Given problem
Go through the listing and set it down exactly, leaving out its pictures.

Material for this exercise
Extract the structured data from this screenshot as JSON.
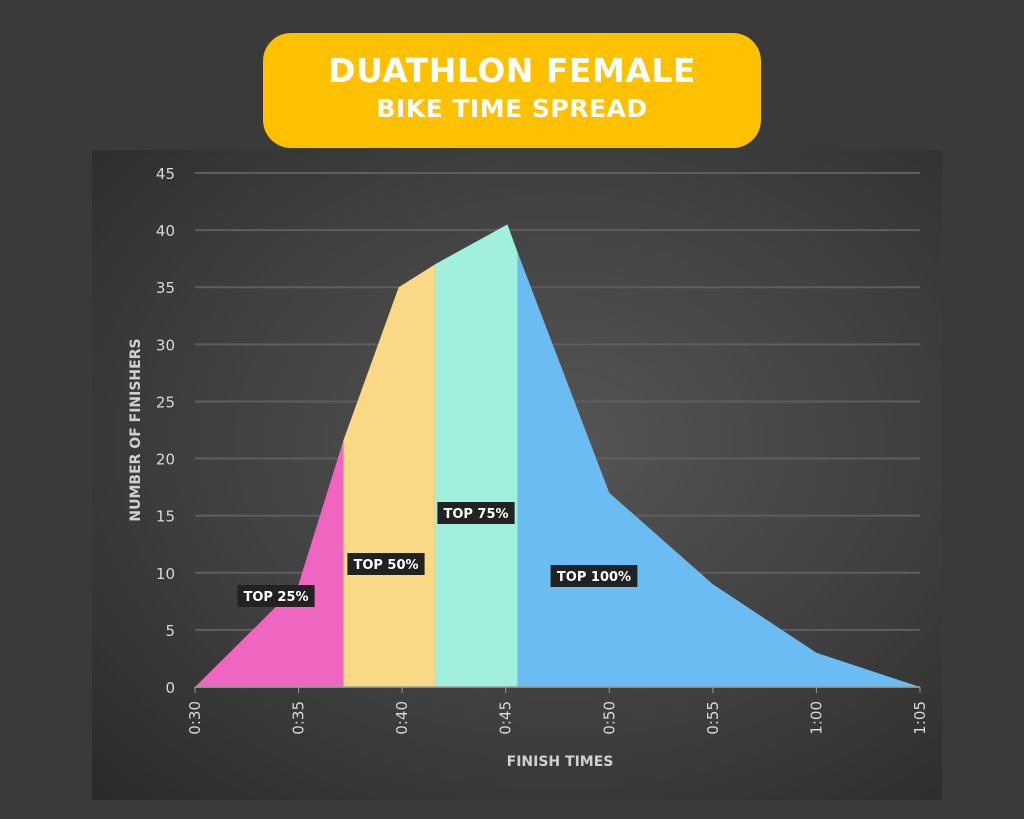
{
  "chart_data": {
    "type": "area",
    "title": "DUATHLON FEMALE",
    "subtitle": "BIKE TIME SPREAD",
    "xlabel": "FINISH TIMES",
    "ylabel": "NUMBER OF FINISHERS",
    "x_ticks": [
      "0:30",
      "0:35",
      "0:40",
      "0:45",
      "0:50",
      "0:55",
      "1:00",
      "1:05"
    ],
    "y_ticks": [
      0,
      5,
      10,
      15,
      20,
      25,
      30,
      35,
      40,
      45
    ],
    "ylim": [
      0,
      45
    ],
    "xlim": [
      "0:30",
      "1:05"
    ],
    "grid": "horizontal",
    "points": [
      {
        "x": "0:30:00",
        "y": 0
      },
      {
        "x": "0:35:00",
        "y": 9
      },
      {
        "x": "0:37:10",
        "y": 21.6
      },
      {
        "x": "0:39:50",
        "y": 35
      },
      {
        "x": "0:41:35",
        "y": 37
      },
      {
        "x": "0:45:05",
        "y": 40.5
      },
      {
        "x": "0:45:35",
        "y": 38
      },
      {
        "x": "0:50:00",
        "y": 17
      },
      {
        "x": "0:55:00",
        "y": 9
      },
      {
        "x": "1:00:00",
        "y": 3
      },
      {
        "x": "1:05:00",
        "y": 0
      }
    ],
    "segments": [
      {
        "label": "TOP 25%",
        "from": "0:30:00",
        "to": "0:37:10",
        "color": "#ee66bf"
      },
      {
        "label": "TOP 50%",
        "from": "0:37:10",
        "to": "0:41:35",
        "color": "#f9d986"
      },
      {
        "label": "TOP 75%",
        "from": "0:41:35",
        "to": "0:45:35",
        "color": "#a0f0dd"
      },
      {
        "label": "TOP 100%",
        "from": "0:45:35",
        "to": "1:05:00",
        "color": "#6bbcf3"
      }
    ]
  }
}
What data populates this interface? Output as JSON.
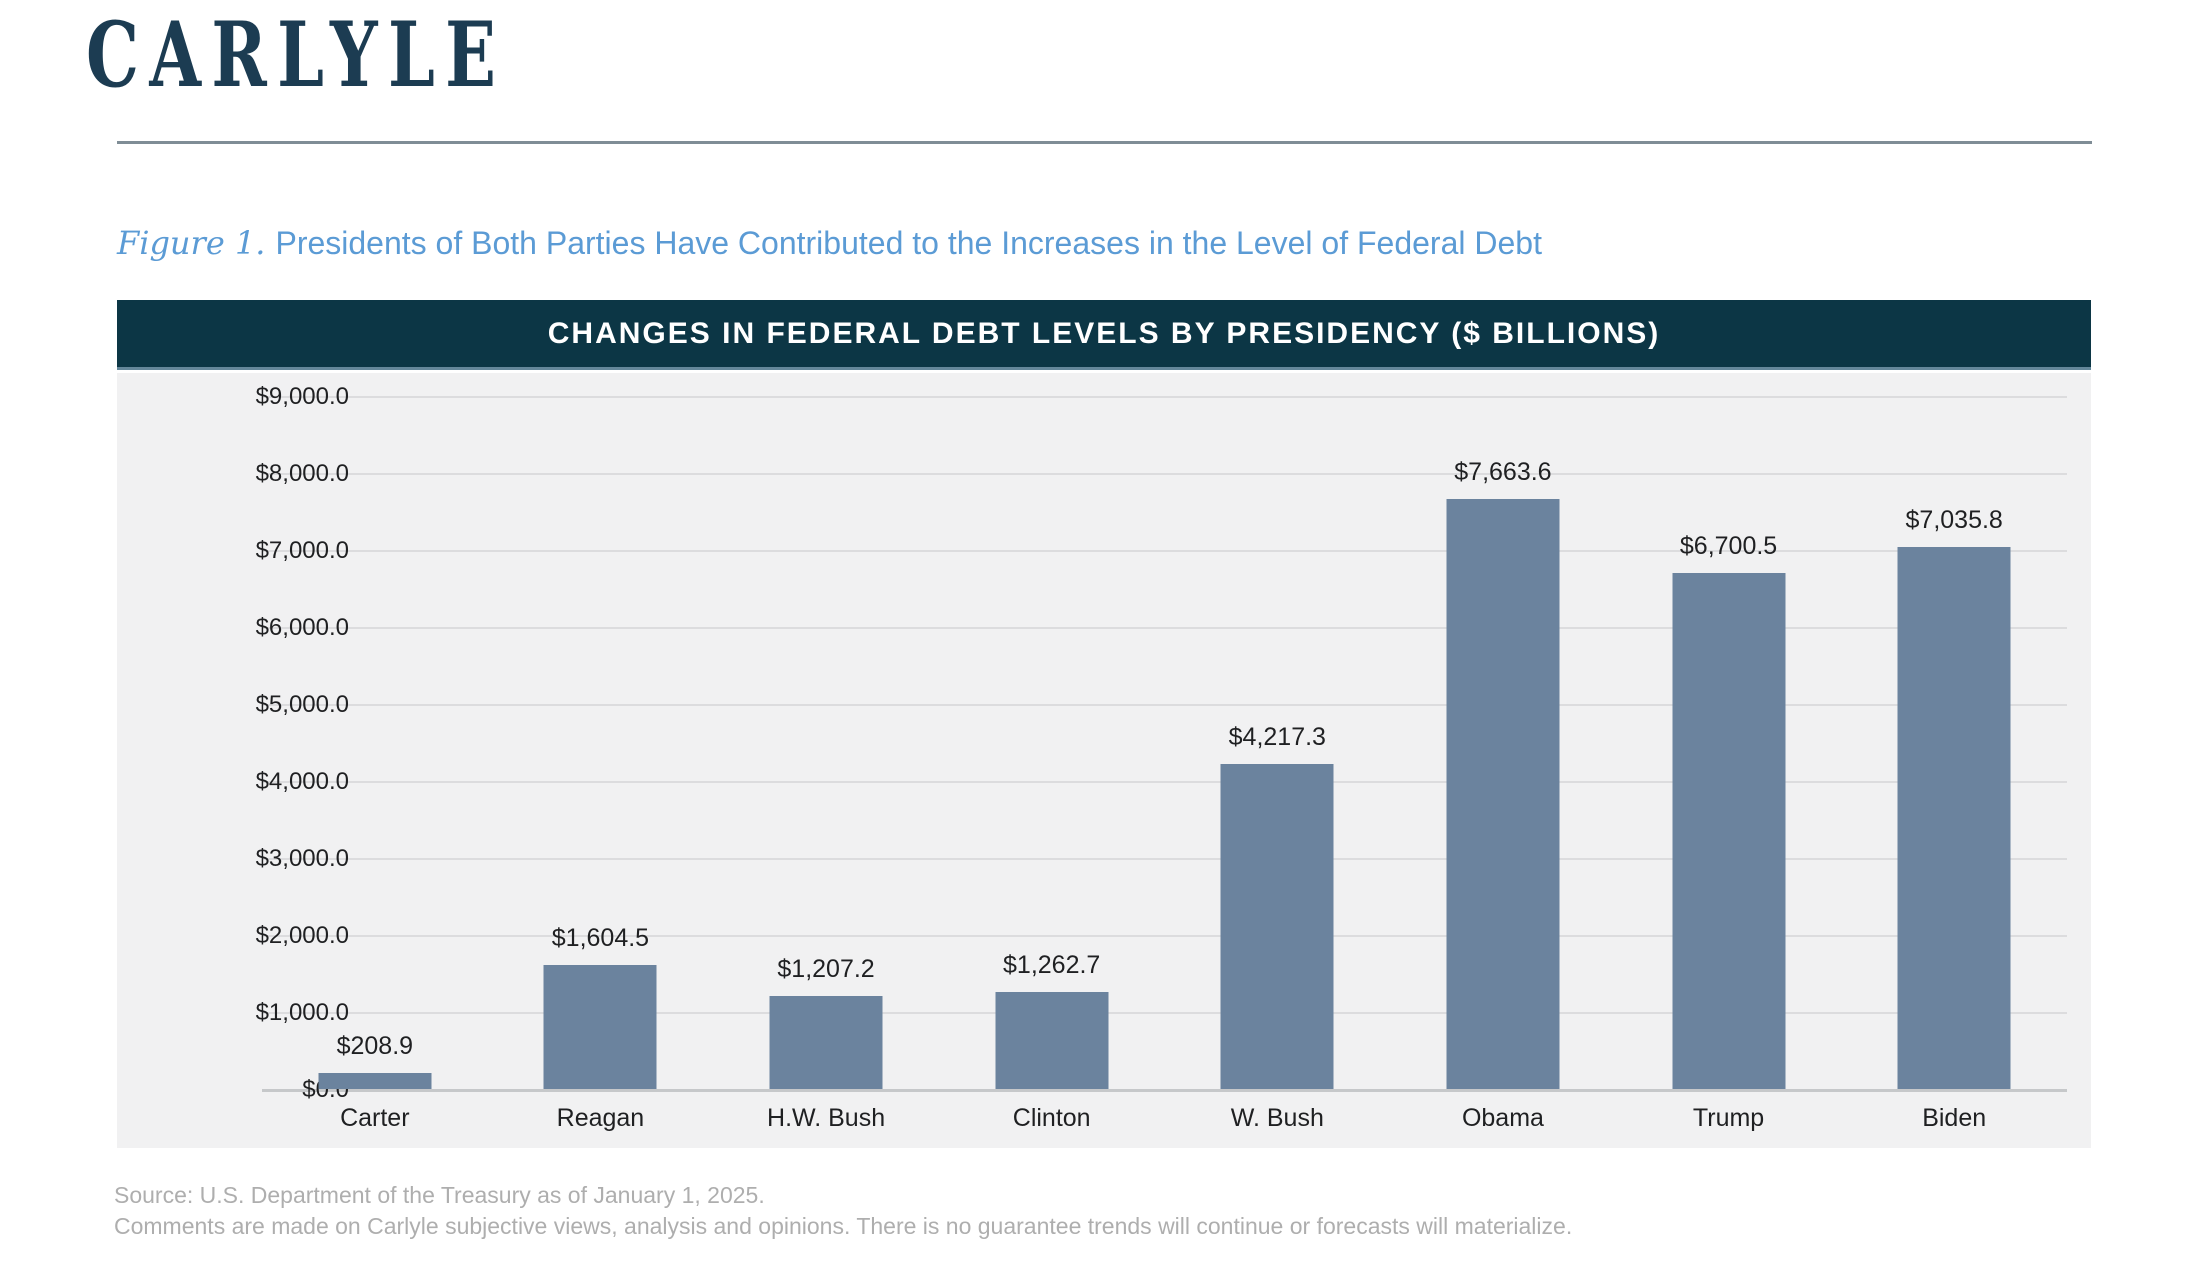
{
  "brand": {
    "logo_text": "CARLYLE"
  },
  "figure": {
    "label": "Figure 1.",
    "title": "Presidents of Both Parties Have Contributed to the Increases in the Level of Federal Debt"
  },
  "chart": {
    "header": "CHANGES IN FEDERAL DEBT LEVELS BY PRESIDENCY ($ BILLIONS)"
  },
  "chart_data": {
    "type": "bar",
    "title": "CHANGES IN FEDERAL DEBT LEVELS BY PRESIDENCY ($ BILLIONS)",
    "categories": [
      "Carter",
      "Reagan",
      "H.W. Bush",
      "Clinton",
      "W. Bush",
      "Obama",
      "Trump",
      "Biden"
    ],
    "values": [
      208.9,
      1604.5,
      1207.2,
      1262.7,
      4217.3,
      7663.6,
      6700.5,
      7035.8
    ],
    "value_labels": [
      "$208.9",
      "$1,604.5",
      "$1,207.2",
      "$1,262.7",
      "$4,217.3",
      "$7,663.6",
      "$6,700.5",
      "$7,035.8"
    ],
    "y_ticks": [
      "$9,000.0",
      "$8,000.0",
      "$7,000.0",
      "$6,000.0",
      "$5,000.0",
      "$4,000.0",
      "$3,000.0",
      "$2,000.0",
      "$1,000.0",
      "$0.0"
    ],
    "y_tick_values": [
      9000,
      8000,
      7000,
      6000,
      5000,
      4000,
      3000,
      2000,
      1000,
      0
    ],
    "xlabel": "",
    "ylabel": "",
    "ylim": [
      0,
      9000
    ],
    "grid": true,
    "legend": "none",
    "colors": {
      "bar": "#6b839e",
      "header_bg": "#0c3645",
      "header_text": "#ffffff",
      "plot_bg": "#f1f1f2",
      "gridline": "#dcdcde",
      "accent_blue": "#5b9bd5",
      "brand_navy": "#1c3c52",
      "label_text": "#1f2022",
      "source_text": "#aeaeae"
    }
  },
  "footer": {
    "source_line1": "Source: U.S. Department of the Treasury as of January 1, 2025.",
    "source_line2": "Comments are made on Carlyle subjective views, analysis and opinions. There is no guarantee trends will continue or forecasts will materialize."
  }
}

Written response
Extract the structured data from this screenshot as JSON.
{
  "chart_data": {
    "type": "area",
    "title": "DUATHLON FEMALE",
    "subtitle": "BIKE TIME SPREAD",
    "xlabel": "FINISH TIMES",
    "ylabel": "NUMBER OF FINISHERS",
    "x_ticks": [
      "0:30",
      "0:35",
      "0:40",
      "0:45",
      "0:50",
      "0:55",
      "1:00",
      "1:05"
    ],
    "y_ticks": [
      0,
      5,
      10,
      15,
      20,
      25,
      30,
      35,
      40,
      45
    ],
    "ylim": [
      0,
      45
    ],
    "xlim": [
      "0:30",
      "1:05"
    ],
    "grid": "horizontal",
    "points": [
      {
        "x": "0:30:00",
        "y": 0
      },
      {
        "x": "0:35:00",
        "y": 9
      },
      {
        "x": "0:37:10",
        "y": 21.6
      },
      {
        "x": "0:39:50",
        "y": 35
      },
      {
        "x": "0:41:35",
        "y": 37
      },
      {
        "x": "0:45:05",
        "y": 40.5
      },
      {
        "x": "0:45:35",
        "y": 38
      },
      {
        "x": "0:50:00",
        "y": 17
      },
      {
        "x": "0:55:00",
        "y": 9
      },
      {
        "x": "1:00:00",
        "y": 3
      },
      {
        "x": "1:05:00",
        "y": 0
      }
    ],
    "segments": [
      {
        "label": "TOP 25%",
        "from": "0:30:00",
        "to": "0:37:10",
        "color": "#ee66bf"
      },
      {
        "label": "TOP 50%",
        "from": "0:37:10",
        "to": "0:41:35",
        "color": "#f9d986"
      },
      {
        "label": "TOP 75%",
        "from": "0:41:35",
        "to": "0:45:35",
        "color": "#a0f0dd"
      },
      {
        "label": "TOP 100%",
        "from": "0:45:35",
        "to": "1:05:00",
        "color": "#6bbcf3"
      }
    ]
  }
}
What data populates this interface? Output as JSON.
{
  "brand": {
    "logo_text": "CARLYLE"
  },
  "figure": {
    "label": "Figure 1.",
    "title": "Presidents of Both Parties Have Contributed to the Increases in the Level of Federal Debt"
  },
  "chart": {
    "header": "CHANGES IN FEDERAL DEBT LEVELS BY PRESIDENCY ($ BILLIONS)"
  },
  "chart_data": {
    "type": "bar",
    "title": "CHANGES IN FEDERAL DEBT LEVELS BY PRESIDENCY ($ BILLIONS)",
    "categories": [
      "Carter",
      "Reagan",
      "H.W. Bush",
      "Clinton",
      "W. Bush",
      "Obama",
      "Trump",
      "Biden"
    ],
    "values": [
      208.9,
      1604.5,
      1207.2,
      1262.7,
      4217.3,
      7663.6,
      6700.5,
      7035.8
    ],
    "value_labels": [
      "$208.9",
      "$1,604.5",
      "$1,207.2",
      "$1,262.7",
      "$4,217.3",
      "$7,663.6",
      "$6,700.5",
      "$7,035.8"
    ],
    "y_ticks": [
      "$9,000.0",
      "$8,000.0",
      "$7,000.0",
      "$6,000.0",
      "$5,000.0",
      "$4,000.0",
      "$3,000.0",
      "$2,000.0",
      "$1,000.0",
      "$0.0"
    ],
    "y_tick_values": [
      9000,
      8000,
      7000,
      6000,
      5000,
      4000,
      3000,
      2000,
      1000,
      0
    ],
    "xlabel": "",
    "ylabel": "",
    "ylim": [
      0,
      9000
    ],
    "grid": true,
    "legend": "none",
    "colors": {
      "bar": "#6b839e",
      "header_bg": "#0c3645",
      "header_text": "#ffffff",
      "plot_bg": "#f1f1f2",
      "gridline": "#dcdcde",
      "accent_blue": "#5b9bd5",
      "brand_navy": "#1c3c52",
      "label_text": "#1f2022",
      "source_text": "#aeaeae"
    }
  },
  "footer": {
    "source_line1": "Source: U.S. Department of the Treasury as of January 1, 2025.",
    "source_line2": "Comments are made on Carlyle subjective views, analysis and opinions. There is no guarantee trends will continue or forecasts will materialize."
  }
}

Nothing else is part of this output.